Written problem |
Show every line in the records below that contains the word "unes".

Information provided |
== == ==

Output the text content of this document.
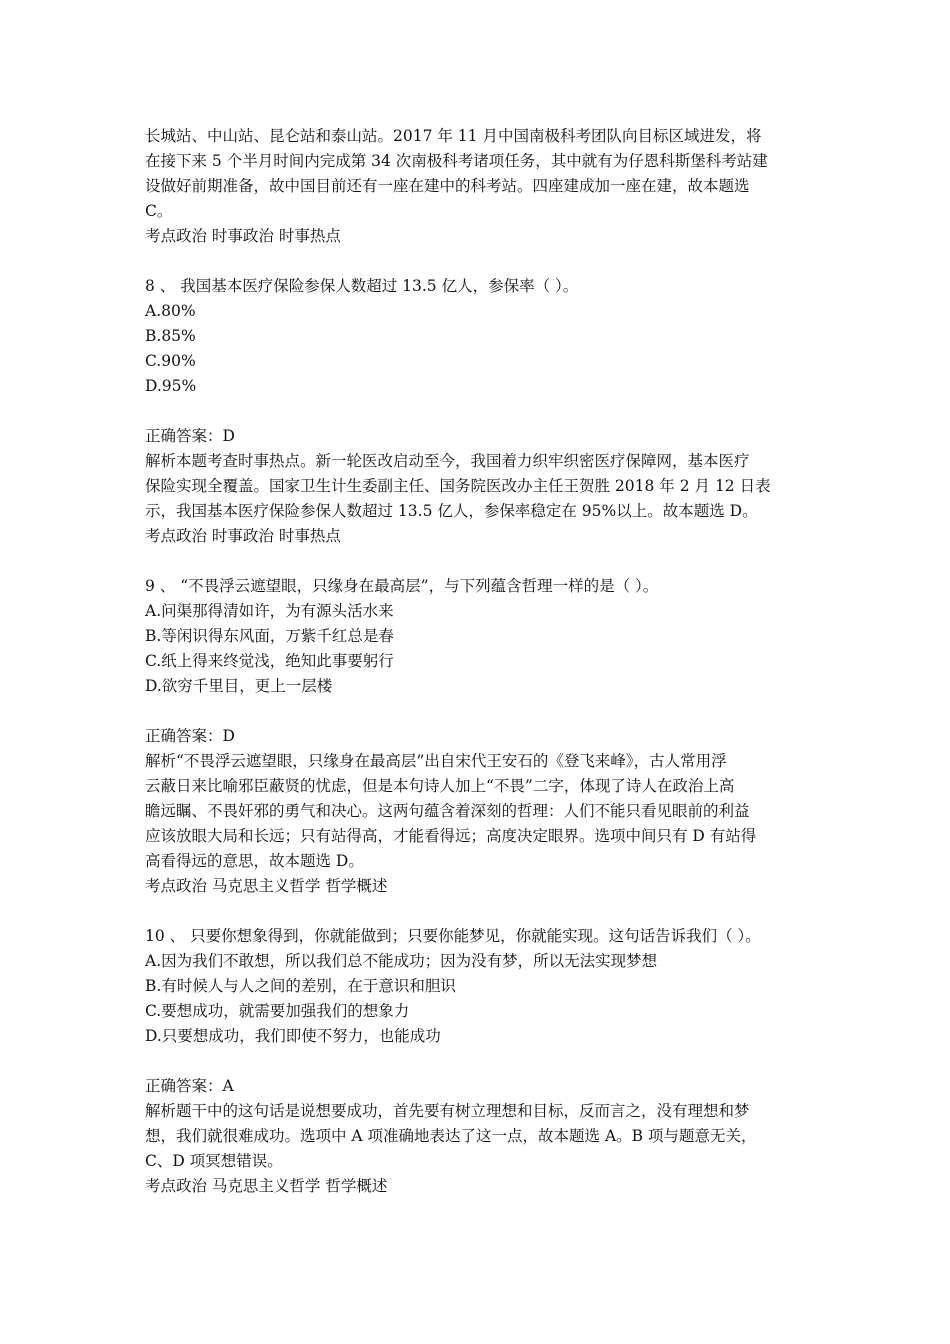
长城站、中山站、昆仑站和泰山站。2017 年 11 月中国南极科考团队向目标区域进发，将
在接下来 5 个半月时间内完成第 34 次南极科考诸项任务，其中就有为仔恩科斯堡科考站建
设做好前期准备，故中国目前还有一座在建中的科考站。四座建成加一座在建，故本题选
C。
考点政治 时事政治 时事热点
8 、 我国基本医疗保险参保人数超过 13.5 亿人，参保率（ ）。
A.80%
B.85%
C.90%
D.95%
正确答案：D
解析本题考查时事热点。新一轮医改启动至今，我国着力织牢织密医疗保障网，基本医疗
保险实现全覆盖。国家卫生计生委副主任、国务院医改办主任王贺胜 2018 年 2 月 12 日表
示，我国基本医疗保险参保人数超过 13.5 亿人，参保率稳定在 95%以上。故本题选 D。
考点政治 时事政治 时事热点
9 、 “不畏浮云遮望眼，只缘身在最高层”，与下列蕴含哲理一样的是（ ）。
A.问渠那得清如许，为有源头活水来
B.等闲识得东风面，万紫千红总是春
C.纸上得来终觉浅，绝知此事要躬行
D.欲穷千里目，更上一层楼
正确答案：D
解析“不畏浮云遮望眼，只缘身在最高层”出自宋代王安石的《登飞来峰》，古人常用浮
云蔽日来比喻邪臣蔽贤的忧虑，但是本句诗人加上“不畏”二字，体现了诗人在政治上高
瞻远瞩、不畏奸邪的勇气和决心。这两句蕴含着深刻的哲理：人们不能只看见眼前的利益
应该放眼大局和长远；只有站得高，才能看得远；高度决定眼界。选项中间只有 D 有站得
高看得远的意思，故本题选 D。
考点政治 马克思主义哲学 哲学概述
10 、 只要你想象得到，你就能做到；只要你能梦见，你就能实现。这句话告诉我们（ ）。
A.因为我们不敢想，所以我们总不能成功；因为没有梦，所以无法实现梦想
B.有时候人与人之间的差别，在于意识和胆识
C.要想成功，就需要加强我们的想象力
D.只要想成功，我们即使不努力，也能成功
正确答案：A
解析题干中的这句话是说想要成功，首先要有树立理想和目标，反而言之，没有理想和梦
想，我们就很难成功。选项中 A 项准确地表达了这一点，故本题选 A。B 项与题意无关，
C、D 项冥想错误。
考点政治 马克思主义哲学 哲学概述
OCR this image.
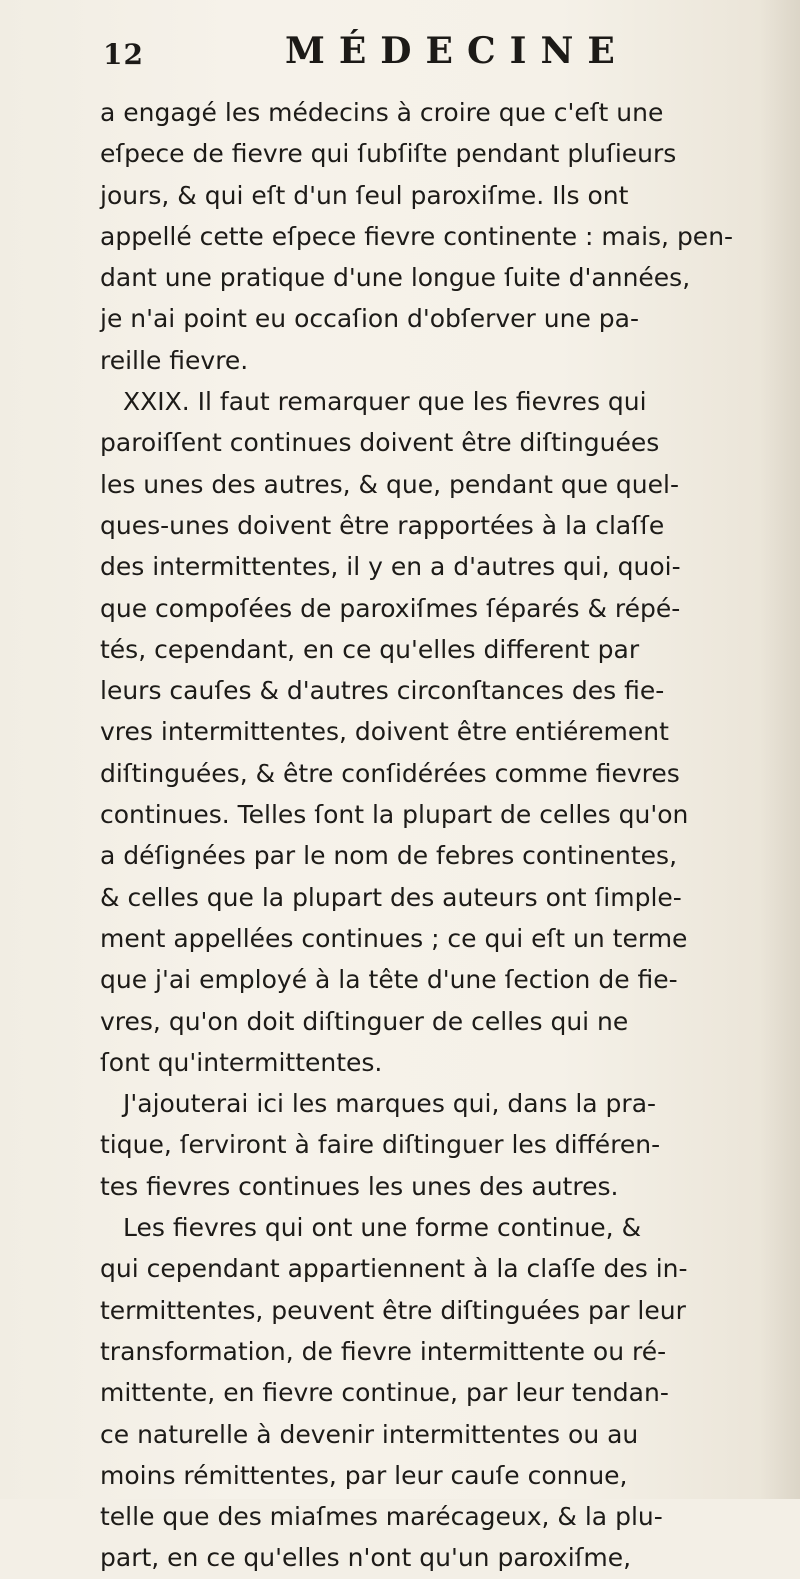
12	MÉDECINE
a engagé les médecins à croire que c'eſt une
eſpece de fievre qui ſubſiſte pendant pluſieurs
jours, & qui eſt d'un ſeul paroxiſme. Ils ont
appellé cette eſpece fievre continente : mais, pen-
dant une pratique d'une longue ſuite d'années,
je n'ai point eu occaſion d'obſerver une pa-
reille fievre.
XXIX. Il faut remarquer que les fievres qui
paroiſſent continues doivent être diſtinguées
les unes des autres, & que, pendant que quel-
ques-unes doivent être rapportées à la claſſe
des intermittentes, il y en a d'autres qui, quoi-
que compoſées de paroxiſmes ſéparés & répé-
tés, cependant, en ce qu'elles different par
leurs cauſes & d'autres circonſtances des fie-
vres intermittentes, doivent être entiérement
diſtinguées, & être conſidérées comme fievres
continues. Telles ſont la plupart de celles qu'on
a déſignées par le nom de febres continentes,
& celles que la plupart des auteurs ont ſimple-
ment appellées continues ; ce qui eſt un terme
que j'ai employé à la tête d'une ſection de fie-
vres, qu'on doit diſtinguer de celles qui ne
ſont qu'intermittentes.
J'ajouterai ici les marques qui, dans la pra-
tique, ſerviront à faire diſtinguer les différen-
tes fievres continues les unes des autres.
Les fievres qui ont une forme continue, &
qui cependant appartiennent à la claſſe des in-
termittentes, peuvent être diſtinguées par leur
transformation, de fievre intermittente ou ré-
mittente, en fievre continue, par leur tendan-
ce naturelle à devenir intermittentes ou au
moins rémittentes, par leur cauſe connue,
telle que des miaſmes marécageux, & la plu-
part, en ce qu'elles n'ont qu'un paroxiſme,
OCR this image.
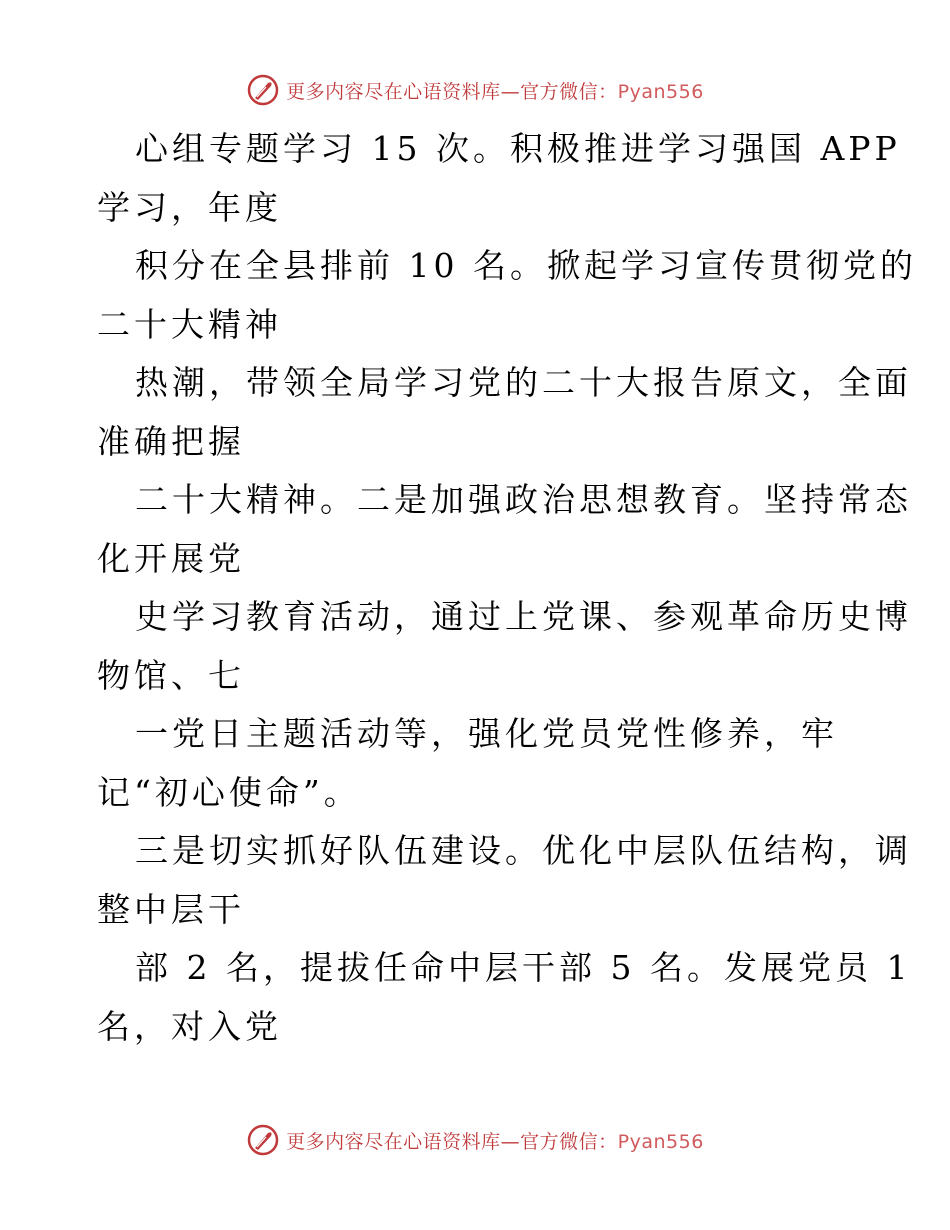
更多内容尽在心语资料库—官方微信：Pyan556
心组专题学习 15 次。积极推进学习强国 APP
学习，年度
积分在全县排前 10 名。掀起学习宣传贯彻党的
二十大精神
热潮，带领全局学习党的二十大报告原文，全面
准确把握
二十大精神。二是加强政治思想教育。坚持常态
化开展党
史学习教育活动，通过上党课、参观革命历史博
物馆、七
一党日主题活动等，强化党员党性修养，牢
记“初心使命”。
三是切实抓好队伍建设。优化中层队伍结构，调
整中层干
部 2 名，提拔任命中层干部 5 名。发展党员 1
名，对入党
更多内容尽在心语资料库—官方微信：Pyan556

== == ==

Result below |
les unes des autres, & que, pendant que quel-
ques-unes doivent être rapportées à la claſſe
tes fievres continues les unes des autres.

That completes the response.